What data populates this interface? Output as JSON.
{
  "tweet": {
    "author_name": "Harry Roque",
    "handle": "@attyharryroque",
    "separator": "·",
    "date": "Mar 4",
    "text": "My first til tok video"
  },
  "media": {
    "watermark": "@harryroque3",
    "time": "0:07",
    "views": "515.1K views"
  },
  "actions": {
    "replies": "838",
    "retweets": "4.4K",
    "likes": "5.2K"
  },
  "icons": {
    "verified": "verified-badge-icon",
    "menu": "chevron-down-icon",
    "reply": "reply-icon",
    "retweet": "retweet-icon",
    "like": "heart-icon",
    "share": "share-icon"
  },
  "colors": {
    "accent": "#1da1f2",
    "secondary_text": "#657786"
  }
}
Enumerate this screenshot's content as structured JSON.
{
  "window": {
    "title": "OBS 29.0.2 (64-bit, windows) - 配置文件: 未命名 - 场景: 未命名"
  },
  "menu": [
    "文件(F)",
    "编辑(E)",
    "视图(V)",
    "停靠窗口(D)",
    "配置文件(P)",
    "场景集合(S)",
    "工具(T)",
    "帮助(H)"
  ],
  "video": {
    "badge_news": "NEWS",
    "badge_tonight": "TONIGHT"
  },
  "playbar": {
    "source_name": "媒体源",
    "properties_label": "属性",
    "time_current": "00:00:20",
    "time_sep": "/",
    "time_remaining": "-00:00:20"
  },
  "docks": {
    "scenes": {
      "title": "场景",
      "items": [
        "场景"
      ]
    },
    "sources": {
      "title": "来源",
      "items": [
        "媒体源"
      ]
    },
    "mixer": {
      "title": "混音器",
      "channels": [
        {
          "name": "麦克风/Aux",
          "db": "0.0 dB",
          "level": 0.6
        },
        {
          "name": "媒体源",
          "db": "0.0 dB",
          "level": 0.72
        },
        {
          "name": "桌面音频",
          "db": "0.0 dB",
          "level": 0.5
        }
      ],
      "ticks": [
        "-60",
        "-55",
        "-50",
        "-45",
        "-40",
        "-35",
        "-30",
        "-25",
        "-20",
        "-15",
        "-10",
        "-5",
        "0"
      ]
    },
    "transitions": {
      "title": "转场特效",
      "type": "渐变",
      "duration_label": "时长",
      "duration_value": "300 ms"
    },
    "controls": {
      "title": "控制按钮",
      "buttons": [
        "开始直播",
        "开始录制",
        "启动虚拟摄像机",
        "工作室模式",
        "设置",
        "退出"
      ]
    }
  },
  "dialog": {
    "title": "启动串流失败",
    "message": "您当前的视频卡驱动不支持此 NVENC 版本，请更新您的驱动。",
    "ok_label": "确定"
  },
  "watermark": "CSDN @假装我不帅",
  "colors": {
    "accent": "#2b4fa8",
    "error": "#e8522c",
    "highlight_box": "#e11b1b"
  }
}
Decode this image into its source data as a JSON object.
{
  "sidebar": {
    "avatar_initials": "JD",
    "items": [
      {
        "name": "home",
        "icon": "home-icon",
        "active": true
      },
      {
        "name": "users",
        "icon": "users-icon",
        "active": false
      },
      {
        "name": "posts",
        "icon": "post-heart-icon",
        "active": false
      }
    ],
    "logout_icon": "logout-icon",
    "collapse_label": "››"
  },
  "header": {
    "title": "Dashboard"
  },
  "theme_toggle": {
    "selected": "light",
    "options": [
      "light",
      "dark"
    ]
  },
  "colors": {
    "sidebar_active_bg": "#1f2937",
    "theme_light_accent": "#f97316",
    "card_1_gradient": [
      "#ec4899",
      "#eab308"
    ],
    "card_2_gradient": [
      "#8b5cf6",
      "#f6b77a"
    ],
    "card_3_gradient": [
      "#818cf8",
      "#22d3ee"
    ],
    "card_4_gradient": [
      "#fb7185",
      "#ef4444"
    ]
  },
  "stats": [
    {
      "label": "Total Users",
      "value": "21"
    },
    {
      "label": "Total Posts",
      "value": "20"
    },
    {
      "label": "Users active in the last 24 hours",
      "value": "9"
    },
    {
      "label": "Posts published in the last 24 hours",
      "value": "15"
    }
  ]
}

+--

Requirements -> The listing above must be transcribed exactly, line by line.

Answer for the task ->
What data populates this interface? Output as JSON.
{
  "tweet": {
    "author_name": "Harry Roque",
    "handle": "@attyharryroque",
    "separator": "·",
    "date": "Mar 4",
    "text": "My first til tok video"
  },
  "media": {
    "watermark": "@harryroque3",
    "time": "0:07",
    "views": "515.1K views"
  },
  "actions": {
    "replies": "838",
    "retweets": "4.4K",
    "likes": "5.2K"
  },
  "icons": {
    "verified": "verified-badge-icon",
    "menu": "chevron-down-icon",
    "reply": "reply-icon",
    "retweet": "retweet-icon",
    "like": "heart-icon",
    "share": "share-icon"
  },
  "colors": {
    "accent": "#1da1f2",
    "secondary_text": "#657786"
  }
}
Enumerate this screenshot's content as structured JSON.
{
  "window": {
    "title": "OBS 29.0.2 (64-bit, windows) - 配置文件: 未命名 - 场景: 未命名"
  },
  "menu": [
    "文件(F)",
    "编辑(E)",
    "视图(V)",
    "停靠窗口(D)",
    "配置文件(P)",
    "场景集合(S)",
    "工具(T)",
    "帮助(H)"
  ],
  "video": {
    "badge_news": "NEWS",
    "badge_tonight": "TONIGHT"
  },
  "playbar": {
    "source_name": "媒体源",
    "properties_label": "属性",
    "time_current": "00:00:20",
    "time_sep": "/",
    "time_remaining": "-00:00:20"
  },
  "docks": {
    "scenes": {
      "title": "场景",
      "items": [
        "场景"
      ]
    },
    "sources": {
      "title": "来源",
      "items": [
        "媒体源"
      ]
    },
    "mixer": {
      "title": "混音器",
      "channels": [
        {
          "name": "麦克风/Aux",
          "db": "0.0 dB",
          "level": 0.6
        },
        {
          "name": "媒体源",
          "db": "0.0 dB",
          "level": 0.72
        },
        {
          "name": "桌面音频",
          "db": "0.0 dB",
          "level": 0.5
        }
      ],
      "ticks": [
        "-60",
        "-55",
        "-50",
        "-45",
        "-40",
        "-35",
        "-30",
        "-25",
        "-20",
        "-15",
        "-10",
        "-5",
        "0"
      ]
    },
    "transitions": {
      "title": "转场特效",
      "type": "渐变",
      "duration_label": "时长",
      "duration_value": "300 ms"
    },
    "controls": {
      "title": "控制按钮",
      "buttons": [
        "开始直播",
        "开始录制",
        "启动虚拟摄像机",
        "工作室模式",
        "设置",
        "退出"
      ]
    }
  },
  "dialog": {
    "title": "启动串流失败",
    "message": "您当前的视频卡驱动不支持此 NVENC 版本，请更新您的驱动。",
    "ok_label": "确定"
  },
  "watermark": "CSDN @假装我不帅",
  "colors": {
    "accent": "#2b4fa8",
    "error": "#e8522c",
    "highlight_box": "#e11b1b"
  }
}
Decode this image into its source data as a JSON object.
{
  "sidebar": {
    "avatar_initials": "JD",
    "items": [
      {
        "name": "home",
        "icon": "home-icon",
        "active": true
      },
      {
        "name": "users",
        "icon": "users-icon",
        "active": false
      },
      {
        "name": "posts",
        "icon": "post-heart-icon",
        "active": false
      }
    ],
    "logout_icon": "logout-icon",
    "collapse_label": "››"
  },
  "header": {
    "title": "Dashboard"
  },
  "theme_toggle": {
    "selected": "light",
    "options": [
      "light",
      "dark"
    ]
  },
  "colors": {
    "sidebar_active_bg": "#1f2937",
    "theme_light_accent": "#f97316",
    "card_1_gradient": [
      "#ec4899",
      "#eab308"
    ],
    "card_2_gradient": [
      "#8b5cf6",
      "#f6b77a"
    ],
    "card_3_gradient": [
      "#818cf8",
      "#22d3ee"
    ],
    "card_4_gradient": [
      "#fb7185",
      "#ef4444"
    ]
  },
  "stats": [
    {
      "label": "Total Users",
      "value": "21"
    },
    {
      "label": "Total Posts",
      "value": "20"
    },
    {
      "label": "Users active in the last 24 hours",
      "value": "9"
    },
    {
      "label": "Posts published in the last 24 hours",
      "value": "15"
    }
  ]
}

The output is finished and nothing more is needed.